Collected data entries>
####################

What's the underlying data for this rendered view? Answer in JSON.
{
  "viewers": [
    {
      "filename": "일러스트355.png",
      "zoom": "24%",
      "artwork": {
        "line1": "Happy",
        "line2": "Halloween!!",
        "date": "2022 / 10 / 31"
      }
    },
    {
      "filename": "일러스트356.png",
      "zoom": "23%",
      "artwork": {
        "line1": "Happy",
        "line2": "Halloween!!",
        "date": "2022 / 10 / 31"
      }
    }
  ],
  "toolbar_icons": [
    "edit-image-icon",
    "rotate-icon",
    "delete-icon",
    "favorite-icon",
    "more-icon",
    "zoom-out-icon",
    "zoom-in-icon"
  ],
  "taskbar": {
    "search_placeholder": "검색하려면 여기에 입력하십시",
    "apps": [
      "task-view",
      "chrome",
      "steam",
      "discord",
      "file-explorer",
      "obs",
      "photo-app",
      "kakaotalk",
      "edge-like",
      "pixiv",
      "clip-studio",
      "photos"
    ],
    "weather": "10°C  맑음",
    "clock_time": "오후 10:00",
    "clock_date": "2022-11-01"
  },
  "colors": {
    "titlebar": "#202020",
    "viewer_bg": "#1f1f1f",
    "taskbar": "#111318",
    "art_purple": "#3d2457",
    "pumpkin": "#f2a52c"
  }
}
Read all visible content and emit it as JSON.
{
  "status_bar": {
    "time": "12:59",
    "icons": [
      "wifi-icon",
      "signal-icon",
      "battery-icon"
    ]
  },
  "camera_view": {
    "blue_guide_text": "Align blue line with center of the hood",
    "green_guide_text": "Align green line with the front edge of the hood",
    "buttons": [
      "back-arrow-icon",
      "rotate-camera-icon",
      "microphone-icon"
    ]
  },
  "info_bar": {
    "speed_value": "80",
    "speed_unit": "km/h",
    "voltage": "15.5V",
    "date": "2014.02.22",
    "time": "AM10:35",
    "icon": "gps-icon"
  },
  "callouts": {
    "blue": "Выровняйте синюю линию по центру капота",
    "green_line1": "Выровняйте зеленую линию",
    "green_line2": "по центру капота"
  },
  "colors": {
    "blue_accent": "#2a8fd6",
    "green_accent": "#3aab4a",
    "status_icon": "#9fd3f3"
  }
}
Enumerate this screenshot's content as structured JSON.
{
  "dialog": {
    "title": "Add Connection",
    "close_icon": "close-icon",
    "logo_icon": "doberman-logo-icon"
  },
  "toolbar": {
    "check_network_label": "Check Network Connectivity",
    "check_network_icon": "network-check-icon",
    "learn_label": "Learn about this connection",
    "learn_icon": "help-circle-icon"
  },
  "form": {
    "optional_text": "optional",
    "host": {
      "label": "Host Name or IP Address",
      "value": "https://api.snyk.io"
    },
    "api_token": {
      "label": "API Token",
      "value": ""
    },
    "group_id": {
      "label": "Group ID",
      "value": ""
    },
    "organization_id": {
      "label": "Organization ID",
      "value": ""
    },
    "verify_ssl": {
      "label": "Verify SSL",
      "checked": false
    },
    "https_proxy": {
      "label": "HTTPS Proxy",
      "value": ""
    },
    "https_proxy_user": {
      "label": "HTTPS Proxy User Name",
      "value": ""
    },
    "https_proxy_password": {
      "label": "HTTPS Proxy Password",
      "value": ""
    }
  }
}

####################

Given task> Pull out the lines above in which the word "Выровняйте" appears.

Solved exercise>
    "blue": "Выровняйте синюю линию по центру капота",
    "green_line1": "Выровняйте зеленую линию",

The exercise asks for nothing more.